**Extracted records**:
---------------

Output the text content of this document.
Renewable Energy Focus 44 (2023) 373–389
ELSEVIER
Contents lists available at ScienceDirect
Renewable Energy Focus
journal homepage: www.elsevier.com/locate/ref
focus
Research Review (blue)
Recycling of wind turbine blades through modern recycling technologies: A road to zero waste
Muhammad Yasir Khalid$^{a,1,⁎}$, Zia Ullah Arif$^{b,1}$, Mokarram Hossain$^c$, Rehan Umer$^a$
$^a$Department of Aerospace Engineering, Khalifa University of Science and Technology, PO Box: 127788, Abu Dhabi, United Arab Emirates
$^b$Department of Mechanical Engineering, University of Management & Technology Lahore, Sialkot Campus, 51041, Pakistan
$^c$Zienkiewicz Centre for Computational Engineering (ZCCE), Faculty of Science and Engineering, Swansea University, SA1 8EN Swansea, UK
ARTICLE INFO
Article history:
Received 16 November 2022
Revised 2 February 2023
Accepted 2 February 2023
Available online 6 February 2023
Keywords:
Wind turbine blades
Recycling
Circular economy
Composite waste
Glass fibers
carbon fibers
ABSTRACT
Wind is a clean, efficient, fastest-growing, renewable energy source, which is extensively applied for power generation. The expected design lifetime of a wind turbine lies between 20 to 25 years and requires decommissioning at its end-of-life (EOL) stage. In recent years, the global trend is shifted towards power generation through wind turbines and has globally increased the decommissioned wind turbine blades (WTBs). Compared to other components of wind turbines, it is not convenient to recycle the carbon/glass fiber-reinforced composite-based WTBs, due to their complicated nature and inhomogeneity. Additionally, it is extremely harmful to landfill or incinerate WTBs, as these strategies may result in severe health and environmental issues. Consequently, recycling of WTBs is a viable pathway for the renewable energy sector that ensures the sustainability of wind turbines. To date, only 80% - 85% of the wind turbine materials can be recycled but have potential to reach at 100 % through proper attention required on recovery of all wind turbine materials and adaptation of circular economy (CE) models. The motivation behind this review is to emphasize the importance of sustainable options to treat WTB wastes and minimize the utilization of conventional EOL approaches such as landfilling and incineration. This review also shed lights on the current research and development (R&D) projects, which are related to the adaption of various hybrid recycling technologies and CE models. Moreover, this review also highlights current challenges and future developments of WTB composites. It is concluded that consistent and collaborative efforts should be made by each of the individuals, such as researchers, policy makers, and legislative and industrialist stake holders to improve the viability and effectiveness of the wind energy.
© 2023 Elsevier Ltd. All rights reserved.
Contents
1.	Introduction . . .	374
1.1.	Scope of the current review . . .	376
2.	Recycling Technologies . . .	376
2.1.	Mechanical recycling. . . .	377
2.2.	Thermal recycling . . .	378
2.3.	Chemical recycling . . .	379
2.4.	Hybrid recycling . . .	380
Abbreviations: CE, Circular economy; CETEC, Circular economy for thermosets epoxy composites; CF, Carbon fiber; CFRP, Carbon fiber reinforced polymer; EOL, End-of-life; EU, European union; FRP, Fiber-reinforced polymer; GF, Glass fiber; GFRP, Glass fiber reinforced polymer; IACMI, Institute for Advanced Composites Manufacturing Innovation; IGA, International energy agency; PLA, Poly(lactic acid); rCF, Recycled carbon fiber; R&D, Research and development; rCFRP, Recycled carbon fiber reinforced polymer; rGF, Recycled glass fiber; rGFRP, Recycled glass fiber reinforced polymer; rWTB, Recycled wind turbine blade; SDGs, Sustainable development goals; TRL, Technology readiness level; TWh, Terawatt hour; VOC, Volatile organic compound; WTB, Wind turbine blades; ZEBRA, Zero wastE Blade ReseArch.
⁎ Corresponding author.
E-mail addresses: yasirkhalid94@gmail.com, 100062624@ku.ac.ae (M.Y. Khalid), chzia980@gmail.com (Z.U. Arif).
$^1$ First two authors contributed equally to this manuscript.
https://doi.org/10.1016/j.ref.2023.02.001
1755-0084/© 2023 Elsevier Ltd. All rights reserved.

---------------

**What you will do**: Repeat all of the records above exactly as written.

**Response below**:
Output the text content of this document.
Renewable Energy Focus 44 (2023) 373–389
ELSEVIER
Contents lists available at ScienceDirect
Renewable Energy Focus
journal homepage: www.elsevier.com/locate/ref
focus
Research Review (blue)
Recycling of wind turbine blades through modern recycling technologies: A road to zero waste
Muhammad Yasir Khalid$^{a,1,⁎}$, Zia Ullah Arif$^{b,1}$, Mokarram Hossain$^c$, Rehan Umer$^a$
$^a$Department of Aerospace Engineering, Khalifa University of Science and Technology, PO Box: 127788, Abu Dhabi, United Arab Emirates
$^b$Department of Mechanical Engineering, University of Management & Technology Lahore, Sialkot Campus, 51041, Pakistan
$^c$Zienkiewicz Centre for Computational Engineering (ZCCE), Faculty of Science and Engineering, Swansea University, SA1 8EN Swansea, UK
ARTICLE INFO
Article history:
Received 16 November 2022
Revised 2 February 2023
Accepted 2 February 2023
Available online 6 February 2023
Keywords:
Wind turbine blades
Recycling
Circular economy
Composite waste
Glass fibers
carbon fibers
ABSTRACT
Wind is a clean, efficient, fastest-growing, renewable energy source, which is extensively applied for power generation. The expected design lifetime of a wind turbine lies between 20 to 25 years and requires decommissioning at its end-of-life (EOL) stage. In recent years, the global trend is shifted towards power generation through wind turbines and has globally increased the decommissioned wind turbine blades (WTBs). Compared to other components of wind turbines, it is not convenient to recycle the carbon/glass fiber-reinforced composite-based WTBs, due to their complicated nature and inhomogeneity. Additionally, it is extremely harmful to landfill or incinerate WTBs, as these strategies may result in severe health and environmental issues. Consequently, recycling of WTBs is a viable pathway for the renewable energy sector that ensures the sustainability of wind turbines. To date, only 80% - 85% of the wind turbine materials can be recycled but have potential to reach at 100 % through proper attention required on recovery of all wind turbine materials and adaptation of circular economy (CE) models. The motivation behind this review is to emphasize the importance of sustainable options to treat WTB wastes and minimize the utilization of conventional EOL approaches such as landfilling and incineration. This review also shed lights on the current research and development (R&D) projects, which are related to the adaption of various hybrid recycling technologies and CE models. Moreover, this review also highlights current challenges and future developments of WTB composites. It is concluded that consistent and collaborative efforts should be made by each of the individuals, such as researchers, policy makers, and legislative and industrialist stake holders to improve the viability and effectiveness of the wind energy.
© 2023 Elsevier Ltd. All rights reserved.
Contents
1.	Introduction . . .	374
1.1.	Scope of the current review . . .	376
2.	Recycling Technologies . . .	376
2.1.	Mechanical recycling. . . .	377
2.2.	Thermal recycling . . .	378
2.3.	Chemical recycling . . .	379
2.4.	Hybrid recycling . . .	380
Abbreviations: CE, Circular economy; CETEC, Circular economy for thermosets epoxy composites; CF, Carbon fiber; CFRP, Carbon fiber reinforced polymer; EOL, End-of-life; EU, European union; FRP, Fiber-reinforced polymer; GF, Glass fiber; GFRP, Glass fiber reinforced polymer; IACMI, Institute for Advanced Composites Manufacturing Innovation; IGA, International energy agency; PLA, Poly(lactic acid); rCF, Recycled carbon fiber; R&D, Research and development; rCFRP, Recycled carbon fiber reinforced polymer; rGF, Recycled glass fiber; rGFRP, Recycled glass fiber reinforced polymer; rWTB, Recycled wind turbine blade; SDGs, Sustainable development goals; TRL, Technology readiness level; TWh, Terawatt hour; VOC, Volatile organic compound; WTB, Wind turbine blades; ZEBRA, Zero wastE Blade ReseArch.
⁎ Corresponding author.
E-mail addresses: yasirkhalid94@gmail.com, 100062624@ku.ac.ae (M.Y. Khalid), chzia980@gmail.com (Z.U. Arif).
$^1$ First two authors contributed equally to this manuscript.
https://doi.org/10.1016/j.ref.2023.02.001
1755-0084/© 2023 Elsevier Ltd. All rights reserved.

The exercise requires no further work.